Work instructions:
Return every line of the material below without changing anything, leaving out the picture.

═══ Data for the task

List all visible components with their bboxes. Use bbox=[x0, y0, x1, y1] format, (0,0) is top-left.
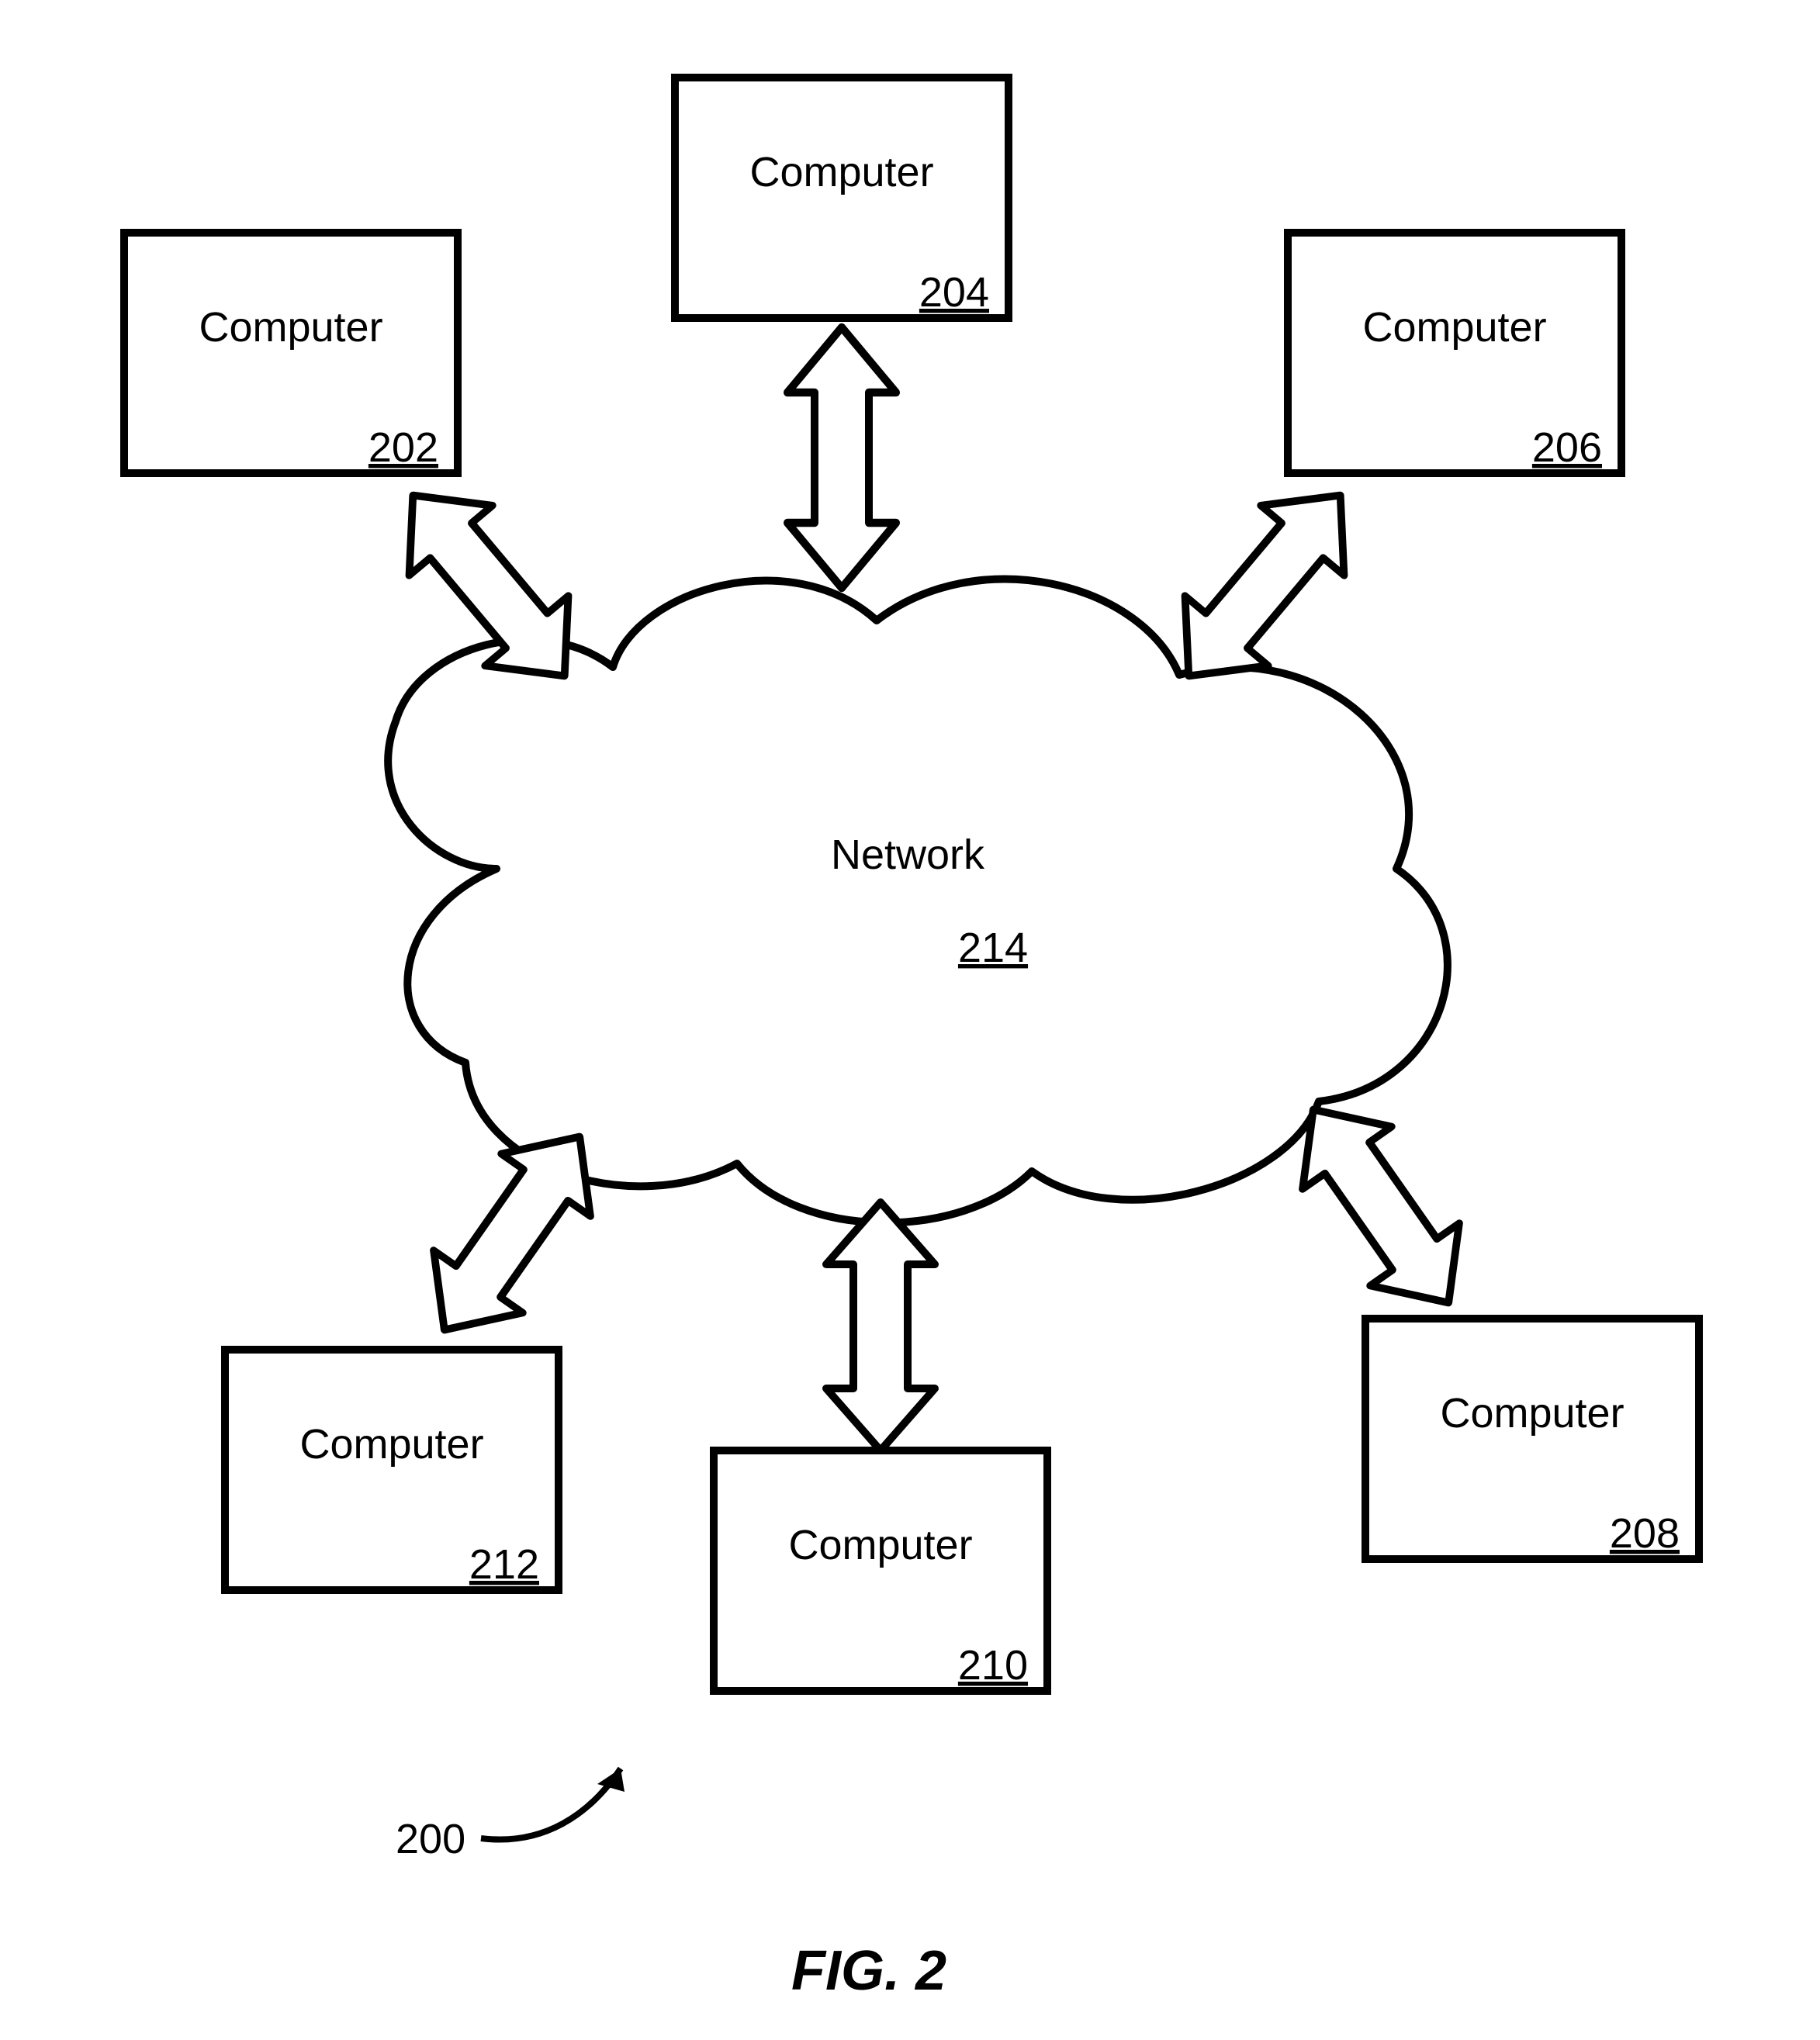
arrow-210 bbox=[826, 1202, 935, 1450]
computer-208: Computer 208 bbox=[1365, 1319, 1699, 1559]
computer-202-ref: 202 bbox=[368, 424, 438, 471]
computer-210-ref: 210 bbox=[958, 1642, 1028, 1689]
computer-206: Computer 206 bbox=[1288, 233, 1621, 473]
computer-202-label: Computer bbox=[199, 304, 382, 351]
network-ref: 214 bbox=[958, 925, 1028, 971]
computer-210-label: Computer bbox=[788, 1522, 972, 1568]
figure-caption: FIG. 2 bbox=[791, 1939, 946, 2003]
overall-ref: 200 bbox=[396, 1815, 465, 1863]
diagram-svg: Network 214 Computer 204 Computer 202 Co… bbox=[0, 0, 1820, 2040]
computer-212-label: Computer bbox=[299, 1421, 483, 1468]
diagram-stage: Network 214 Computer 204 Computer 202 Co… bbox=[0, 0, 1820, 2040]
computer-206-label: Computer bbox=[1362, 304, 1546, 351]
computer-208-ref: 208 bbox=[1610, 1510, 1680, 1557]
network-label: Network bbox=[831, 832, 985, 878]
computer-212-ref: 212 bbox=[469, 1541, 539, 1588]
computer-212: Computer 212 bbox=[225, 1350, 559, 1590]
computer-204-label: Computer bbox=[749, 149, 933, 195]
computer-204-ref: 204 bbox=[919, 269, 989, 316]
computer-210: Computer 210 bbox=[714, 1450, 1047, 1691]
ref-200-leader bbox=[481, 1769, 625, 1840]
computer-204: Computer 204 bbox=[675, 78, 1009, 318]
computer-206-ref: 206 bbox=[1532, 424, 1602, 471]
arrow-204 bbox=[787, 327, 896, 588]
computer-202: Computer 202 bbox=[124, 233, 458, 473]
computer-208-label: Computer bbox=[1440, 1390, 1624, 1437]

══════

Solution below:
List all visible components with their bboxes. Use bbox=[x0, y0, x1, y1] format, (0,0) is top-left.
arrow-210 bbox=[826, 1202, 935, 1450]
computer-208: Computer 208 bbox=[1365, 1319, 1699, 1559]
computer-202-ref: 202 bbox=[368, 424, 438, 471]
computer-210-ref: 210 bbox=[958, 1642, 1028, 1689]
computer-206: Computer 206 bbox=[1288, 233, 1621, 473]
computer-202-label: Computer bbox=[199, 304, 382, 351]
network-ref: 214 bbox=[958, 925, 1028, 971]
computer-210-label: Computer bbox=[788, 1522, 972, 1568]
figure-caption: FIG. 2 bbox=[791, 1939, 946, 2003]
overall-ref: 200 bbox=[396, 1815, 465, 1863]
diagram-svg: Network 214 Computer 204 Computer 202 Co… bbox=[0, 0, 1820, 2040]
computer-212-label: Computer bbox=[299, 1421, 483, 1468]
diagram-stage: Network 214 Computer 204 Computer 202 Co… bbox=[0, 0, 1820, 2040]
computer-206-label: Computer bbox=[1362, 304, 1546, 351]
computer-208-ref: 208 bbox=[1610, 1510, 1680, 1557]
network-label: Network bbox=[831, 832, 985, 878]
computer-212-ref: 212 bbox=[469, 1541, 539, 1588]
computer-212: Computer 212 bbox=[225, 1350, 559, 1590]
computer-204-label: Computer bbox=[749, 149, 933, 195]
computer-204-ref: 204 bbox=[919, 269, 989, 316]
computer-210: Computer 210 bbox=[714, 1450, 1047, 1691]
ref-200-leader bbox=[481, 1769, 625, 1840]
computer-204: Computer 204 bbox=[675, 78, 1009, 318]
computer-206-ref: 206 bbox=[1532, 424, 1602, 471]
arrow-204 bbox=[787, 327, 896, 588]
computer-202: Computer 202 bbox=[124, 233, 458, 473]
computer-208-label: Computer bbox=[1440, 1390, 1624, 1437]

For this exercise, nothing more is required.